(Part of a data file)
-- begin --
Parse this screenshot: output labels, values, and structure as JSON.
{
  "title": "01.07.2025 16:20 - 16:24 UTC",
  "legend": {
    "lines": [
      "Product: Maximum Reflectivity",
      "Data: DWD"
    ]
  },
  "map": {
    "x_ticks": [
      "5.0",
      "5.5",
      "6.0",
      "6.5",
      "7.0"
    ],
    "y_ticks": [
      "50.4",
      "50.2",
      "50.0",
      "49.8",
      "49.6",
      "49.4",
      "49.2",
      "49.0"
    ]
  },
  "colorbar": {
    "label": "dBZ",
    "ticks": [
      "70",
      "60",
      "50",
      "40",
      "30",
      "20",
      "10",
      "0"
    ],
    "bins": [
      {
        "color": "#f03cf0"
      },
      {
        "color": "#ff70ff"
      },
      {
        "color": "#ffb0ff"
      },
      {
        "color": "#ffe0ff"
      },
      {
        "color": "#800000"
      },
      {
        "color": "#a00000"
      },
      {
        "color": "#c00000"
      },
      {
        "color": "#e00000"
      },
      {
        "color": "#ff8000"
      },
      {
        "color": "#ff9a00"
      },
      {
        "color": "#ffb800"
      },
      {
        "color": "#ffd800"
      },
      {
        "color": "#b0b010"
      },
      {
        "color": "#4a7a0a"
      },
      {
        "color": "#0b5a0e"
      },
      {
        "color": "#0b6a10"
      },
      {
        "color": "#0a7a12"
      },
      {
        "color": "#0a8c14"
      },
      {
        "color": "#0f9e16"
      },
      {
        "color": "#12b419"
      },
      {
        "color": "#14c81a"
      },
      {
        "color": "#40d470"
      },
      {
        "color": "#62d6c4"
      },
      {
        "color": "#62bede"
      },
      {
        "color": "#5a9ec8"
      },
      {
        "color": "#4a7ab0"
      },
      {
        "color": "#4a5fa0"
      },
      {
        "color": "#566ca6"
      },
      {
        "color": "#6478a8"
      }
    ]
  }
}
-- end --
-- begin --
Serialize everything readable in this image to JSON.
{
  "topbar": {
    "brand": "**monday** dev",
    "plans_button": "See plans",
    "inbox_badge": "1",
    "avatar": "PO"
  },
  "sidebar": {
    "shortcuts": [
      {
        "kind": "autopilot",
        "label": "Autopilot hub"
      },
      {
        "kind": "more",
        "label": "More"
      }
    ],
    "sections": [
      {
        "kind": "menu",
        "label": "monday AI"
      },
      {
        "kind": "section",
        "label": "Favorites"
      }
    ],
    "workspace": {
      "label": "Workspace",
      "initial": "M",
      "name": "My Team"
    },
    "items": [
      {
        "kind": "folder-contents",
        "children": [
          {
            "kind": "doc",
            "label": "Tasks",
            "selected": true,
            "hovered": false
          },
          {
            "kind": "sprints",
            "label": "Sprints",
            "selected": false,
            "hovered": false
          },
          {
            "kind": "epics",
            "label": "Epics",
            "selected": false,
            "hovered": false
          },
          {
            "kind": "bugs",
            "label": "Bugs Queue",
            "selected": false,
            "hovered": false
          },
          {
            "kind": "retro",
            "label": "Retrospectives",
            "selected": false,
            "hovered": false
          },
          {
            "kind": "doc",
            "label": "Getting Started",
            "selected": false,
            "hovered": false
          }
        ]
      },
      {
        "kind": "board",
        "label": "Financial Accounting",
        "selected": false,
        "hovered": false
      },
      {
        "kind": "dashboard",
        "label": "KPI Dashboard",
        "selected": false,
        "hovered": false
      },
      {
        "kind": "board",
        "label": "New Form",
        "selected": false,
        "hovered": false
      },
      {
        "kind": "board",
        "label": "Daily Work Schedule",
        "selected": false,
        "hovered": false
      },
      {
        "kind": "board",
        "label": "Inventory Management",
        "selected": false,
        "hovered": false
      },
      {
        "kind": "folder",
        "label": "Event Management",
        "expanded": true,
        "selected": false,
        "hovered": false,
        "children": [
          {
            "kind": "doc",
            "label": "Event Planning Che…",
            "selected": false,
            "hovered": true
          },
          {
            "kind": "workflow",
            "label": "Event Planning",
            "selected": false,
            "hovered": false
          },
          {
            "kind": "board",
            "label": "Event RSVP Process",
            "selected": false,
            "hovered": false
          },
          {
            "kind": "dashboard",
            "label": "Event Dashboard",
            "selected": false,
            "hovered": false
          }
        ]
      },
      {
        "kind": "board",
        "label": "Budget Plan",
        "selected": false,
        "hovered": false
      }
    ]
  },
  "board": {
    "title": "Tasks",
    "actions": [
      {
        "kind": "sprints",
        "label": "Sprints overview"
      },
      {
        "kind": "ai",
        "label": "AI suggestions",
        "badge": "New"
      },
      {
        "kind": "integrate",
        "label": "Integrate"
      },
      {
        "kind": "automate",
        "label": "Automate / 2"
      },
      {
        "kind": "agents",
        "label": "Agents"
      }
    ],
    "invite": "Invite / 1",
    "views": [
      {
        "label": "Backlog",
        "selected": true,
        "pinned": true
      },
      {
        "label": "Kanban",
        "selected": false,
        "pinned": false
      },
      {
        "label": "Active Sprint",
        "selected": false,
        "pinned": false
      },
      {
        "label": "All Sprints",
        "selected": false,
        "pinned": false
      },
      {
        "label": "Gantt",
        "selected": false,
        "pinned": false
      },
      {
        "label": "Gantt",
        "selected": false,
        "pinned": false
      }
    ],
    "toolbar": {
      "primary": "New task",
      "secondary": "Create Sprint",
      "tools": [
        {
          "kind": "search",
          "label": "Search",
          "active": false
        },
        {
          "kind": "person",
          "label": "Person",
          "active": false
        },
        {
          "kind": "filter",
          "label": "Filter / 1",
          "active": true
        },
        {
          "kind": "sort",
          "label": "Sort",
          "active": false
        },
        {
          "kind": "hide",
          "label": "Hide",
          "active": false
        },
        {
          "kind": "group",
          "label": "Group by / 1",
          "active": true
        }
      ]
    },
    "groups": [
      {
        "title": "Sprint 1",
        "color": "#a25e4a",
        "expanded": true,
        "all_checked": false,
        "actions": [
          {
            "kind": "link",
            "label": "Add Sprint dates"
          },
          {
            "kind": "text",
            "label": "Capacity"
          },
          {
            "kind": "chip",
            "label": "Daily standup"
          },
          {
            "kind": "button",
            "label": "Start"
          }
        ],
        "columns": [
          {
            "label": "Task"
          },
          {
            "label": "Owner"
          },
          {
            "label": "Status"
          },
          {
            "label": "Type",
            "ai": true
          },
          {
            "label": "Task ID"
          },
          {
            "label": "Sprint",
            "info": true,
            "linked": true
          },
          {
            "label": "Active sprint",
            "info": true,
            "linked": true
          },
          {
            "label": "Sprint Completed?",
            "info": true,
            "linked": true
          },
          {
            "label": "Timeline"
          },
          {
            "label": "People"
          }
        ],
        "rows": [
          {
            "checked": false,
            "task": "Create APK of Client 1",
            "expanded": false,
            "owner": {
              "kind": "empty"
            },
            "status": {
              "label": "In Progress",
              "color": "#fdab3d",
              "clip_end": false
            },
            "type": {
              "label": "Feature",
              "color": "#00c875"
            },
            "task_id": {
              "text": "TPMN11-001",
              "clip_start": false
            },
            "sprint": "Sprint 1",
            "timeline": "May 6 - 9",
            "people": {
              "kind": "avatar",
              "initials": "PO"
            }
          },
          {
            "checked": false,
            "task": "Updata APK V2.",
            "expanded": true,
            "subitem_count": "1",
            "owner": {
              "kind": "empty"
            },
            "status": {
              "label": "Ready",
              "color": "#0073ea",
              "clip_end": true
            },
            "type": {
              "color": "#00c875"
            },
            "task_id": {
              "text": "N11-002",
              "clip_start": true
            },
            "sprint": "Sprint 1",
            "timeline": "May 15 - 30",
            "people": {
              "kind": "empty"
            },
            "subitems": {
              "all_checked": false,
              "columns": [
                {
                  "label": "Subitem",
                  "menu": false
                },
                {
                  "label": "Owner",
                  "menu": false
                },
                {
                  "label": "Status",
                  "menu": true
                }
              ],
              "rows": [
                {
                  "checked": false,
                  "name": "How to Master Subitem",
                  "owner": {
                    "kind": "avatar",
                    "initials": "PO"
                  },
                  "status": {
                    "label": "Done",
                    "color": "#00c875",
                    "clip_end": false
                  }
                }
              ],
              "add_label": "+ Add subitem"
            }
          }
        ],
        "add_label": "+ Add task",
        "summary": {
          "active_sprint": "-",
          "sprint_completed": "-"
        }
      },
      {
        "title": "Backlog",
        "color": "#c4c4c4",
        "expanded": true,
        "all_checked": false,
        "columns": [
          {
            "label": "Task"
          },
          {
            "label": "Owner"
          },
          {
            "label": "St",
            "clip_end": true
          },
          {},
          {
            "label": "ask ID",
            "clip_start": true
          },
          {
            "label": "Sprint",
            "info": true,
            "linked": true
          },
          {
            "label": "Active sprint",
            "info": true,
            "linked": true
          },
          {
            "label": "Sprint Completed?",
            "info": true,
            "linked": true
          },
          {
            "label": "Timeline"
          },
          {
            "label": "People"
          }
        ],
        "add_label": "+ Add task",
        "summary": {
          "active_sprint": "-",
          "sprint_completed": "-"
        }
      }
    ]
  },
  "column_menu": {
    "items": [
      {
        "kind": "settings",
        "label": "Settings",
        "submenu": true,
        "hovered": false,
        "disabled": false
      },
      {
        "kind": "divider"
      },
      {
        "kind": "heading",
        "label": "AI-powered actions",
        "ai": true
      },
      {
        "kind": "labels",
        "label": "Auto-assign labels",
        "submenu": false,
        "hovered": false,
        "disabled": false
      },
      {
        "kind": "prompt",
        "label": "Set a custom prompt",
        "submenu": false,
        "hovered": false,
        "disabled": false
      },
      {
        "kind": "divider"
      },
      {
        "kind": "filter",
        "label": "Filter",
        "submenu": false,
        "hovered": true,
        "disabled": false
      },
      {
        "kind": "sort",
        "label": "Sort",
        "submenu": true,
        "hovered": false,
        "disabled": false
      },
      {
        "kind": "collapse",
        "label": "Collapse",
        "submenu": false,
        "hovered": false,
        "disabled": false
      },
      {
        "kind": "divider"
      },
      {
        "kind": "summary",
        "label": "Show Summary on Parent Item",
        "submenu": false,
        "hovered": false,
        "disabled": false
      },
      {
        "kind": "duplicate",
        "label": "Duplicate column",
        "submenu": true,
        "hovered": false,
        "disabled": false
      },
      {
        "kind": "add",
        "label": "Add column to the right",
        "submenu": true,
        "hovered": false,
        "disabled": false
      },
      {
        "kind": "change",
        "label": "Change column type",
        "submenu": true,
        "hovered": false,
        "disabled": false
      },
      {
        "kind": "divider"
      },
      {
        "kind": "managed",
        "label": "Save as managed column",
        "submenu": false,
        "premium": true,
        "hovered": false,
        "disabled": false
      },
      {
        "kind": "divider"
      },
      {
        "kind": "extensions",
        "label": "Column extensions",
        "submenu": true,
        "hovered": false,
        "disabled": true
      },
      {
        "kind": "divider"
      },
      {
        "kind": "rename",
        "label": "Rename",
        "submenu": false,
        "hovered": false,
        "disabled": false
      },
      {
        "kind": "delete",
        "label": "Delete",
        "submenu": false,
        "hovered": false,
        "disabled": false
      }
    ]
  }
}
-- end --
-- begin --
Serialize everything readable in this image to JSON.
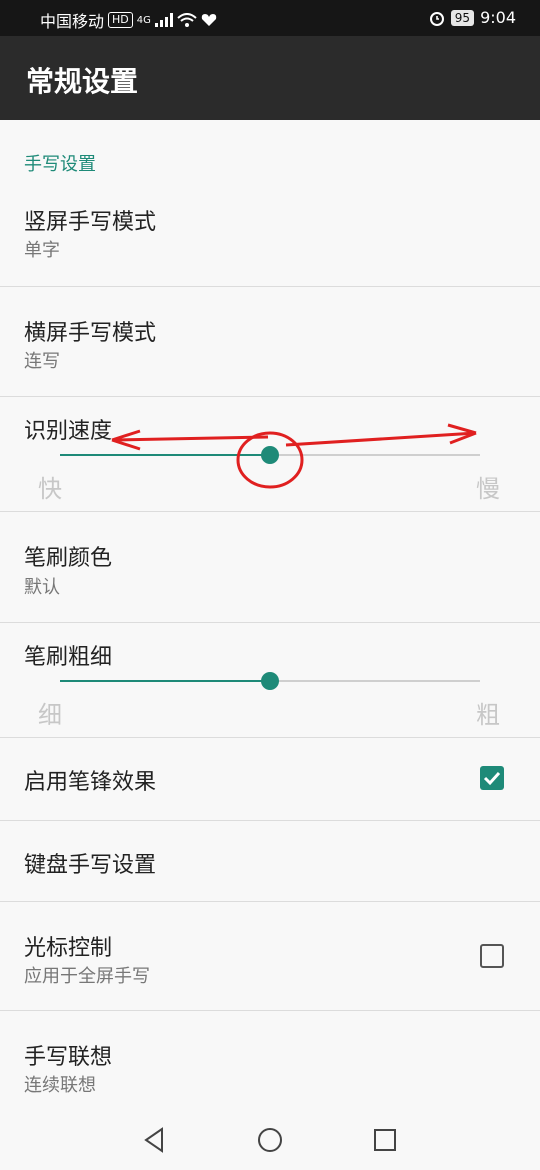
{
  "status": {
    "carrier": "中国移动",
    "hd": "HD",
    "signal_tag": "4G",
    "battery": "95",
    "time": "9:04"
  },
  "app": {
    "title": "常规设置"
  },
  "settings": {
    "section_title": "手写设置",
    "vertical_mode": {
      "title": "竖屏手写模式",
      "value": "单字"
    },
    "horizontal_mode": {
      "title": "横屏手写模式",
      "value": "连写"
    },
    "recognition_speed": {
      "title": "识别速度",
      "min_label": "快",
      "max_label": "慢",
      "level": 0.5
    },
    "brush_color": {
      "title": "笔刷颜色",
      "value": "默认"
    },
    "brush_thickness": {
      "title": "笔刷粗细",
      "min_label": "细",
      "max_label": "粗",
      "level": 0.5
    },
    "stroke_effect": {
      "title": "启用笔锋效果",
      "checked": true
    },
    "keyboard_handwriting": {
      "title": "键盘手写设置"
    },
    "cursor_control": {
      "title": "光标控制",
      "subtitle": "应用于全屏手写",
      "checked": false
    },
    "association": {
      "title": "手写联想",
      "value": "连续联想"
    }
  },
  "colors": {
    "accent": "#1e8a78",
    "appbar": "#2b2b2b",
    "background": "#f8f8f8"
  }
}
-- end --
→ EXERCISE AIM: Pick out every line above that contains the word "Event" and copy it.

→ FULL RESPONSE:
        "label": "Event Management",
            "label": "Event Planning Che…",
            "label": "Event Planning",
            "label": "Event RSVP Process",
            "label": "Event Dashboard",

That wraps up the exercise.